- WHAT THE TASK REQUIRES: List all lines of the data containing the word "Myntg".

- THE INPUT:
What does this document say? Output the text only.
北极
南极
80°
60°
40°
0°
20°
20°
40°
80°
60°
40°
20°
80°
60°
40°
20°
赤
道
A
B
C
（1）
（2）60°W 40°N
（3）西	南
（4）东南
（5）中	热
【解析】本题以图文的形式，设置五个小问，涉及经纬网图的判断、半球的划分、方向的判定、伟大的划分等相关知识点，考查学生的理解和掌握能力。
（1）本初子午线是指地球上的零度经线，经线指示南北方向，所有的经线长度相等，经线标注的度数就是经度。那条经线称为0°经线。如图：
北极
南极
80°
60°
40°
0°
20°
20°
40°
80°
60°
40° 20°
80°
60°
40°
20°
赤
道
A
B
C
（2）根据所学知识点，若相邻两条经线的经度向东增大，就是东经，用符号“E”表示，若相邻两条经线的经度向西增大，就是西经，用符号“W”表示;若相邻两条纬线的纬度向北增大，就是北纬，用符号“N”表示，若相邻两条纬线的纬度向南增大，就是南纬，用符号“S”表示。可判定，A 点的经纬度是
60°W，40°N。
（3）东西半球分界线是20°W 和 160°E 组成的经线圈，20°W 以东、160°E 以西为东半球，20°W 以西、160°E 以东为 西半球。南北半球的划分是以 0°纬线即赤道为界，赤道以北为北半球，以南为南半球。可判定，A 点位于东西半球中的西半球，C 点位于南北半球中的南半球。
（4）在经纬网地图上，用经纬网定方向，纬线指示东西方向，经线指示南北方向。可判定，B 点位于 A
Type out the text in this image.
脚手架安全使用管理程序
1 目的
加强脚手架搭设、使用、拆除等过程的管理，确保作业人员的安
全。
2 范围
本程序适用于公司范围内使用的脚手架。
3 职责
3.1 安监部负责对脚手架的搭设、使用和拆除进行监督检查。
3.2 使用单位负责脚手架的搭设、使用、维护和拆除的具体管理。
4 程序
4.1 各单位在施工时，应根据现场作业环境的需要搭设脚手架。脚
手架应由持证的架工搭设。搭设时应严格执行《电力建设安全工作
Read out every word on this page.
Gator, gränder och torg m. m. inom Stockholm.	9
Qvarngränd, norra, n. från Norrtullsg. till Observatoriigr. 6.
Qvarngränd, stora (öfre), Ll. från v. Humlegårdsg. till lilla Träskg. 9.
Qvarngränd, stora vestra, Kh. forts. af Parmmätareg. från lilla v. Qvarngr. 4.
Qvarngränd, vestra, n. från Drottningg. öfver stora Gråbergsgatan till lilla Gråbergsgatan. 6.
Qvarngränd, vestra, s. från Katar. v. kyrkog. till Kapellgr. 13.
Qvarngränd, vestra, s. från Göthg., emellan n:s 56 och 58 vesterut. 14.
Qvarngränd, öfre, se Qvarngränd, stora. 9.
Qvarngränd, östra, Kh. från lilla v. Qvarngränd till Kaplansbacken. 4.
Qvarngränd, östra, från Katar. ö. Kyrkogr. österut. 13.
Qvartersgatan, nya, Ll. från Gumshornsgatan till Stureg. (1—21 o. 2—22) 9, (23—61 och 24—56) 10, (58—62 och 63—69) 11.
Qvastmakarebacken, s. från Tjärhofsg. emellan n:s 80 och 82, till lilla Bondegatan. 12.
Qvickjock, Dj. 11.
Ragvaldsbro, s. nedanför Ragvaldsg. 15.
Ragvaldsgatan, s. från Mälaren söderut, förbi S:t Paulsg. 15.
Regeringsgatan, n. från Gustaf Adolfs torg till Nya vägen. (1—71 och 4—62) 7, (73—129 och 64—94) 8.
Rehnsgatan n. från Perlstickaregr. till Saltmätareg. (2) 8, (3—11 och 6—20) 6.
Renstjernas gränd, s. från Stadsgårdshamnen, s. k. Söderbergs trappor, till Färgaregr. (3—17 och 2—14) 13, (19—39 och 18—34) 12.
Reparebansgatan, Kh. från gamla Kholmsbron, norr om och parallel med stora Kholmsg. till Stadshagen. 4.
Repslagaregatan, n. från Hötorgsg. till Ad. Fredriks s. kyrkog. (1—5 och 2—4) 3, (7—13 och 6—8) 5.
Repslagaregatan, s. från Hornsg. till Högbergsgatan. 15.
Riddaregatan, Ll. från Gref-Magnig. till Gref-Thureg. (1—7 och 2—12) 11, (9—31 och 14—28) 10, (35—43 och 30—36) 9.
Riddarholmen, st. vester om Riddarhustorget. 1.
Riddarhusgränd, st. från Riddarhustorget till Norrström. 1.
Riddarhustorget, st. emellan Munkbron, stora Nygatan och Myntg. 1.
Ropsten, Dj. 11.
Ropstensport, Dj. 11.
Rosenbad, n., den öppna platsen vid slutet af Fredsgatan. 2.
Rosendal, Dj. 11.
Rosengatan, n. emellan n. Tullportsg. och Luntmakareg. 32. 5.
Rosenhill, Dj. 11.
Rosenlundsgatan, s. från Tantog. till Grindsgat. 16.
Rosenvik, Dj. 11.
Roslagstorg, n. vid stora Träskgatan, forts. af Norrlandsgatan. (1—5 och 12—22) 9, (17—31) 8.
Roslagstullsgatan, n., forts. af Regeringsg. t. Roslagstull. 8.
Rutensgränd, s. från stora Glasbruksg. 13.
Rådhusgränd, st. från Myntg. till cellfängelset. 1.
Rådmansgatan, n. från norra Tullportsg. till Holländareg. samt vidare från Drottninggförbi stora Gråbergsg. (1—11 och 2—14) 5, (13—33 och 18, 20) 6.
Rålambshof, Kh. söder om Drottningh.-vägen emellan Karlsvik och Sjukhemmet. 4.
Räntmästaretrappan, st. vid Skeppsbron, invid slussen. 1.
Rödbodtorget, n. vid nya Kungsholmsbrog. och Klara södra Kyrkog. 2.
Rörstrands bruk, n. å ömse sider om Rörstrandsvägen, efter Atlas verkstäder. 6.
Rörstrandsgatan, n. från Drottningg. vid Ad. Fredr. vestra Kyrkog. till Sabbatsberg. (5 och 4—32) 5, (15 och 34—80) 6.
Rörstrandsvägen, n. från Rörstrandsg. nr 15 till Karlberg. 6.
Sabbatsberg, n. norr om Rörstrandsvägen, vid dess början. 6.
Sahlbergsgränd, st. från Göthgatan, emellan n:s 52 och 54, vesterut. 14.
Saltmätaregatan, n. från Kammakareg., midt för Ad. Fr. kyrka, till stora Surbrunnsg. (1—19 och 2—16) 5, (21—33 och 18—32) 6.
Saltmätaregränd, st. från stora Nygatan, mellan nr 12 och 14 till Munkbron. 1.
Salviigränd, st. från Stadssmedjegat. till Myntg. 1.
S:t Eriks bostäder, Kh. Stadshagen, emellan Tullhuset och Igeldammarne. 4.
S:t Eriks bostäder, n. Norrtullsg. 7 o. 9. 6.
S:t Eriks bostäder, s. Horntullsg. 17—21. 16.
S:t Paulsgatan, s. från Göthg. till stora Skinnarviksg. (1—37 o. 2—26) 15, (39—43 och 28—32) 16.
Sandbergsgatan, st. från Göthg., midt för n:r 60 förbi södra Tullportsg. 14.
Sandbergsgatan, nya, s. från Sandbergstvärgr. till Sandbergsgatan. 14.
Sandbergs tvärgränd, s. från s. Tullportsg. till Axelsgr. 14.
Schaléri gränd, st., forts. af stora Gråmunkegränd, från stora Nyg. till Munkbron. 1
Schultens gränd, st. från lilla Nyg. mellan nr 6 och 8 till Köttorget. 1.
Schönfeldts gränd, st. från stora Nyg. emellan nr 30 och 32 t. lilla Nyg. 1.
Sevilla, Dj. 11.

- OUTPUT FOR THIS TASK:
Riddarhustorget, st. emellan Munkbron, stora Nygatan och Myntg. 1.
Rådhusgränd, st. från Myntg. till cellfängelset. 1.
Salviigränd, st. från Stadssmedjegat. till Myntg. 1.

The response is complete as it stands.